● **Attività proposte**:
A - Secondo l'articolo sull'etica sportiva, in quale anno le autorità politiche fiorentine emanarono la «grida» che vietava il calcio fiorentino?
B - Prosegui l'articolo sull'etica sportiva a partire dalla domanda con cui si chiude.

Il pozzo di Talete a cura di Lorenzo Buttini
Febbraio 2007
L’ETICA SPORTIVA (prima parte)
Il programma di questa rubrica era di affrontare
prima il tema “Che cosa è la filosofia” per
parlare poi dell’etica in generale e, quindi, dell’etica
applicata (etica sportiva, bioetica, etica degli affari, delle
differenze sessuali, della comunicazione interculturale,ecc).
Sulla spinta degli eventi inverto l’ordine e ritengo più
opportuno iniziare con l’etica sportiva.
Lo storico latino Tacito nei suoi “Annali” ci fa conoscere
un avvenimento che ebbe luogo nel 59 d.C.: una partita di “palla”
disputata nello stadio di Pompei tra la locale squadra pompeiana
e quella nocerina, un vero e proprio “derby” dell’antichità.
Tale episodio ci è stato tramandato anche da una iscrizione
venuta alla luce con gli scavi di quella città vesuviana.
Come finì questo incontro? Il risultato del campo non ci
è stato dato di saperlo, però ci viene riferito
che tra le opposte tifoserie si passò, in un breve lasso
di tempo, da un iniziale scambio di insulti ad una fitta sassaiola
fino al punto in cui fecero la loro comparsa i coltelli, tanto
che alla fine si annoverarono numerosi morti e feriti tra queste
opposte tifoserie “ultras” dell’antichità.
Contemporaneo di tale evento era il filosofo stoico romano, di
origine spagnola, Seneca il quale ebbe il coraggio di biasimare
molti giovani sfaccendati perché avevano fatto del gioco
della palla l’unica valida ragione della loro vita.
In epoca rinascimentale a Firenze si giocava il c.d. “calcio
fiorentino”, lontano parente di quello attuale, che era
molto diffuso anche in città quali Bologna, Padova, Venezia,
ecc. Esso però venne proibito in molti altri centri in
quanto considerato “troppo violento”. Anche le autorità
politiche fiorentine si videro costrette nel 1580 ad emanare una
“grida” che sanciva il divieto di praticarlo perché
tale competizione sportiva degenerava facilmente in “risse,
scandali et inimicitie”. Il genio di Leonardo, che tra le
altre cose aveva trovato il tempo di ideare un pallone realizzato
“con pelli di animali, rimbalzante e sfuggente e tale da
corrergli dietro”, focalizzò la sua attenzione non
tanto e non solo su quelli che erano gli aspetti tecnici del gioco
ma soprattutto sulle reazioni degli spettatori e dei giocatori
che potevano a tal punto essere presi dal gioco da parteciparvi
“con urla, stridori e bestemmie”. Per usare una frase
abusata “niente di nuovo sotto il sole”. Nell’arco
di pochi giorni siamo passati dalla morte di un dirigente di una
squadra di calcio di terza categoria, cioè la minima dimensione
del calcio, all’omicidio di un ispettore di Polizia avvenuta
al termine del derby siciliano tra il Catania ed il Palermo, militanti
nella massima divisione.Cosa fare perchè il calcio non
rimanga più quella zona franca in cui domina il senso dell’
impunità e dove perciò tutto sembra essere permesso,
ove impera l’anarchia e l’assenza di regole e di comportamenti
virtuosi e dove l’etica sembra essersi definitivamente eclissata?

● **Materiale fornito**:
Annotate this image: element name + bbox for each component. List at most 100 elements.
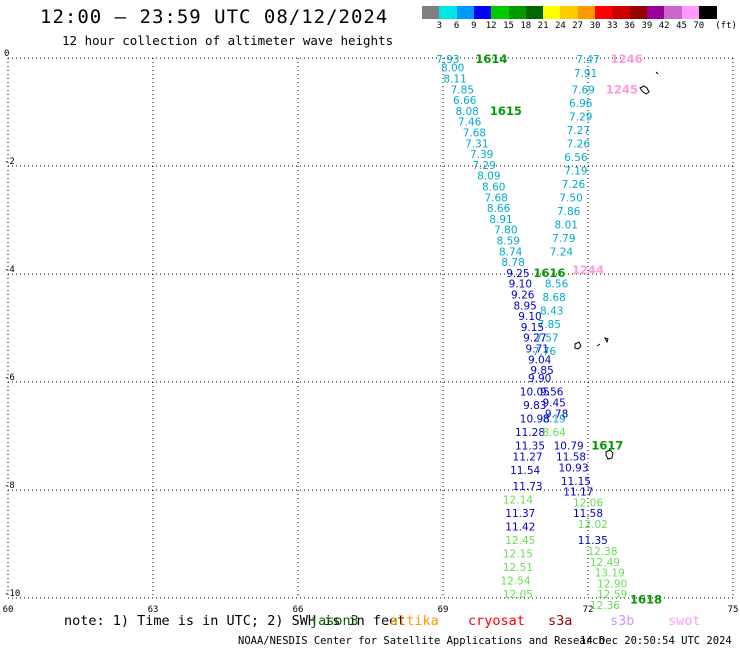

● **Soluzioni**:
A - Nel 1580.

B -
Cosa fare per dare speranza a questo mondo del calcio così
malato come testimoniato da un succedersi di eventi che stridono
con la benché minima deontologia sportiva: calciopoli,
il doping farmaceutico e quello amministrativo, le false fideiussioni,
i ripetuti e impuniti falsi in bilancio, gli stadi inadeguati
e non a norma, il rifiuto sistematico di ogni civile convivenza?
Occorrerebbe coltivare quelli che S.Agostino aveva definito i
due figli, entrambi belli, della speranza: lo sdegno ed il coraggio,
sdegno per le cose per come esse si presentano e coraggio, invece,
nel volerle veramente cambiare, voltando definitivamente pagina.
Qual’è la verità? Certo al verificarsi di
situazioni così orribili lo sdegno si leva alto, viene
manifestato in ogni sede istituzionale o meno, ma poi vediamo
che tale atteggiamento dura appena lo spazio di un mattino e finiscono
per prevalere subito dopo altri interessi per cui lo spettacolo
deve “necessariamente” continuare al dichiarato scopo
di evitare “guai peggiori”. Come si vede siamo al
più trito “panem et circenses”, espressione
latina con la quale si voleva indicare l’appagamento e perciò
lo “stordimento” delle masse per distrarle da altri
problemi che potevano mettere in difficoltà il potere costituito.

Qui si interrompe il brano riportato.